WHAT THE TASK REQUIRES »
Write the records out again, precisely as they stand.

--- BEGIN THE RECORDS ---

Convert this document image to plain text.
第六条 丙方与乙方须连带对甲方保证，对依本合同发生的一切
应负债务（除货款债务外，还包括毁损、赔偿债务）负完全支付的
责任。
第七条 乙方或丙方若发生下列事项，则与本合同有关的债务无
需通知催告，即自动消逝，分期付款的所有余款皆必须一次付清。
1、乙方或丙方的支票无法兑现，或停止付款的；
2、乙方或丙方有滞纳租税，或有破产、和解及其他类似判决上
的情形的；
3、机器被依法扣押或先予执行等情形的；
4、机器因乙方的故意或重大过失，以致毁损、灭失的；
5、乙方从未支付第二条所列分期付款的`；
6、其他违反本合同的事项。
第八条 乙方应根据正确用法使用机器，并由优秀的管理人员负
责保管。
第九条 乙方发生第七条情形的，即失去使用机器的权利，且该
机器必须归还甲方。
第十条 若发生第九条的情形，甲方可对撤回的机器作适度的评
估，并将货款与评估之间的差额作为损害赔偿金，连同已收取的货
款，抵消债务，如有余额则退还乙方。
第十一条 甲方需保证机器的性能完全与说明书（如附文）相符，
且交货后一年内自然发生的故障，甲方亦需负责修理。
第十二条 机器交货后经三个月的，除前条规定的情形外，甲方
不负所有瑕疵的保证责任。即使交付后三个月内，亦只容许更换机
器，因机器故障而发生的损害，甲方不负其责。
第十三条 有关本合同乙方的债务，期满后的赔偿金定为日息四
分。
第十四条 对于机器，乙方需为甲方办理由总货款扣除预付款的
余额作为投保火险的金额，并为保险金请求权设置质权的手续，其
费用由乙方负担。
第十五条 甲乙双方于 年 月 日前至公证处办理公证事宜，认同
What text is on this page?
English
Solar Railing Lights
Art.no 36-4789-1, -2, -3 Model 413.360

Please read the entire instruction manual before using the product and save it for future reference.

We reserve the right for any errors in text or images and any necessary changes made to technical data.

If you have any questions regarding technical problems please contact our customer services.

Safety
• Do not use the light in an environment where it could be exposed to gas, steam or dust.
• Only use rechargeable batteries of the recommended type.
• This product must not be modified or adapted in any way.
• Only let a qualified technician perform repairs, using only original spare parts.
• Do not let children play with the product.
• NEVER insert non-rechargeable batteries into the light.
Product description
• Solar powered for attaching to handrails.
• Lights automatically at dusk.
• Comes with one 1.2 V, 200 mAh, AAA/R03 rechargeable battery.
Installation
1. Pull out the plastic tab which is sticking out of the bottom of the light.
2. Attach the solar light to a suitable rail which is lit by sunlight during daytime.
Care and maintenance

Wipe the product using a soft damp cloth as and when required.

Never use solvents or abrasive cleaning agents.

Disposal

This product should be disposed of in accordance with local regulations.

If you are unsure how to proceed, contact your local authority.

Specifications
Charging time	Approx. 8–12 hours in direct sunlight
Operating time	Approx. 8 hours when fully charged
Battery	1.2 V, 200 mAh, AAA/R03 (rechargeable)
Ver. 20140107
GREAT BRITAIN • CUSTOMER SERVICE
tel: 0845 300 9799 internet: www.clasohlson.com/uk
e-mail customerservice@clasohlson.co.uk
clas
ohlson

--- END THE RECORDS ---

CORRECT RESPONSE »
Convert this document image to plain text.
第六条 丙方与乙方须连带对甲方保证，对依本合同发生的一切
应负债务（除货款债务外，还包括毁损、赔偿债务）负完全支付的
责任。
第七条 乙方或丙方若发生下列事项，则与本合同有关的债务无
需通知催告，即自动消逝，分期付款的所有余款皆必须一次付清。
1、乙方或丙方的支票无法兑现，或停止付款的；
2、乙方或丙方有滞纳租税，或有破产、和解及其他类似判决上
的情形的；
3、机器被依法扣押或先予执行等情形的；
4、机器因乙方的故意或重大过失，以致毁损、灭失的；
5、乙方从未支付第二条所列分期付款的`；
6、其他违反本合同的事项。
第八条 乙方应根据正确用法使用机器，并由优秀的管理人员负
责保管。
第九条 乙方发生第七条情形的，即失去使用机器的权利，且该
机器必须归还甲方。
第十条 若发生第九条的情形，甲方可对撤回的机器作适度的评
估，并将货款与评估之间的差额作为损害赔偿金，连同已收取的货
款，抵消债务，如有余额则退还乙方。
第十一条 甲方需保证机器的性能完全与说明书（如附文）相符，
且交货后一年内自然发生的故障，甲方亦需负责修理。
第十二条 机器交货后经三个月的，除前条规定的情形外，甲方
不负所有瑕疵的保证责任。即使交付后三个月内，亦只容许更换机
器，因机器故障而发生的损害，甲方不负其责。
第十三条 有关本合同乙方的债务，期满后的赔偿金定为日息四
分。
第十四条 对于机器，乙方需为甲方办理由总货款扣除预付款的
余额作为投保火险的金额，并为保险金请求权设置质权的手续，其
费用由乙方负担。
第十五条 甲乙双方于 年 月 日前至公证处办理公证事宜，认同
What text is on this page?
English
Solar Railing Lights
Art.no 36-4789-1, -2, -3 Model 413.360

Please read the entire instruction manual before using the product and save it for future reference.

We reserve the right for any errors in text or images and any necessary changes made to technical data.

If you have any questions regarding technical problems please contact our customer services.

Safety
• Do not use the light in an environment where it could be exposed to gas, steam or dust.
• Only use rechargeable batteries of the recommended type.
• This product must not be modified or adapted in any way.
• Only let a qualified technician perform repairs, using only original spare parts.
• Do not let children play with the product.
• NEVER insert non-rechargeable batteries into the light.
Product description
• Solar powered for attaching to handrails.
• Lights automatically at dusk.
• Comes with one 1.2 V, 200 mAh, AAA/R03 rechargeable battery.
Installation
1. Pull out the plastic tab which is sticking out of the bottom of the light.
2. Attach the solar light to a suitable rail which is lit by sunlight during daytime.
Care and maintenance

Wipe the product using a soft damp cloth as and when required.

Never use solvents or abrasive cleaning agents.

Disposal

This product should be disposed of in accordance with local regulations.

If you are unsure how to proceed, contact your local authority.

Specifications
Charging time	Approx. 8–12 hours in direct sunlight
Operating time	Approx. 8 hours when fully charged
Battery	1.2 V, 200 mAh, AAA/R03 (rechargeable)
Ver. 20140107
GREAT BRITAIN • CUSTOMER SERVICE
tel: 0845 300 9799 internet: www.clasohlson.com/uk
e-mail customerservice@clasohlson.co.uk
clas
ohlson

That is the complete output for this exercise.